Track down every line below that holds "title" and copy it.

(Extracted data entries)
==*==
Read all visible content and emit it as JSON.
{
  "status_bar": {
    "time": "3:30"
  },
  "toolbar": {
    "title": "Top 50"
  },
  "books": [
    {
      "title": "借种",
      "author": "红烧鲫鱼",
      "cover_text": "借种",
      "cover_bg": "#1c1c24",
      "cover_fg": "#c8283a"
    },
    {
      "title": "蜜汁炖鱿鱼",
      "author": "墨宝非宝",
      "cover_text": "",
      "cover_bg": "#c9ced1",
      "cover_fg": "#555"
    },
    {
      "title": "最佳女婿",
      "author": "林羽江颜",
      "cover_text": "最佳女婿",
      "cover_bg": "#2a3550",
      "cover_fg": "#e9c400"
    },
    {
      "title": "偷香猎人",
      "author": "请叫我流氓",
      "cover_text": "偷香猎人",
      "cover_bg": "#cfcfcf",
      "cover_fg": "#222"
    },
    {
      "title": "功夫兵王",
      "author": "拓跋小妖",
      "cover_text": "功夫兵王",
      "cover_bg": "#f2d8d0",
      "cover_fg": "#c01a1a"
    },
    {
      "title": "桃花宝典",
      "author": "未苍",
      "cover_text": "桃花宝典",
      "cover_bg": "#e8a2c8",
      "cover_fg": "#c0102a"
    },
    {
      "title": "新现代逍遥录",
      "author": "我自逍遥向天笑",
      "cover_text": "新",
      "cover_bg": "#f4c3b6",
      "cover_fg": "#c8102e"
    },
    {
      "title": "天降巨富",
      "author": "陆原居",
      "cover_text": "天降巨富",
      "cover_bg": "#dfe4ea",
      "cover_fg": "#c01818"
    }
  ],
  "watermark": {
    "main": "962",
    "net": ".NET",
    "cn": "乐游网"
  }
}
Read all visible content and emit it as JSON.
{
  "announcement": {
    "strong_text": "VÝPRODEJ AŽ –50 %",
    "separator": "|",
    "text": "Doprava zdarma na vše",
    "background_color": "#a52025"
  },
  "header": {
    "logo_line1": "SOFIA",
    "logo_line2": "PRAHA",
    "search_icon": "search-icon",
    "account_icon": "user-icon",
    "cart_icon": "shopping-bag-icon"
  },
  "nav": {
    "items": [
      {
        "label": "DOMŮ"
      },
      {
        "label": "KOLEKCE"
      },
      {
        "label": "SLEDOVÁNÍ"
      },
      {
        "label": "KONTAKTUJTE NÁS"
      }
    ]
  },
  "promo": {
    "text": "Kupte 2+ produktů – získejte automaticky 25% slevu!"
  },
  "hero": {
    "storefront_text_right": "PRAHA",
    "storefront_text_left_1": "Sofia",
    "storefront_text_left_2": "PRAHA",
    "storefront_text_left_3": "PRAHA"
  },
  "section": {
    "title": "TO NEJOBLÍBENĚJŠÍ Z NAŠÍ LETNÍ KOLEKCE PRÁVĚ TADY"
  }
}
==*==
RESULT.
    "title": "Top 50"
      "title": "借种",
      "title": "蜜汁炖鱿鱼",
      "title": "最佳女婿",
      "title": "偷香猎人",
      "title": "功夫兵王",
      "title": "桃花宝典",
      "title": "新现代逍遥录",
      "title": "天降巨富",
    "title": "TO NEJOBLÍBENĚJŠÍ Z NAŠÍ LETNÍ KOLEKCE PRÁVĚ TADY"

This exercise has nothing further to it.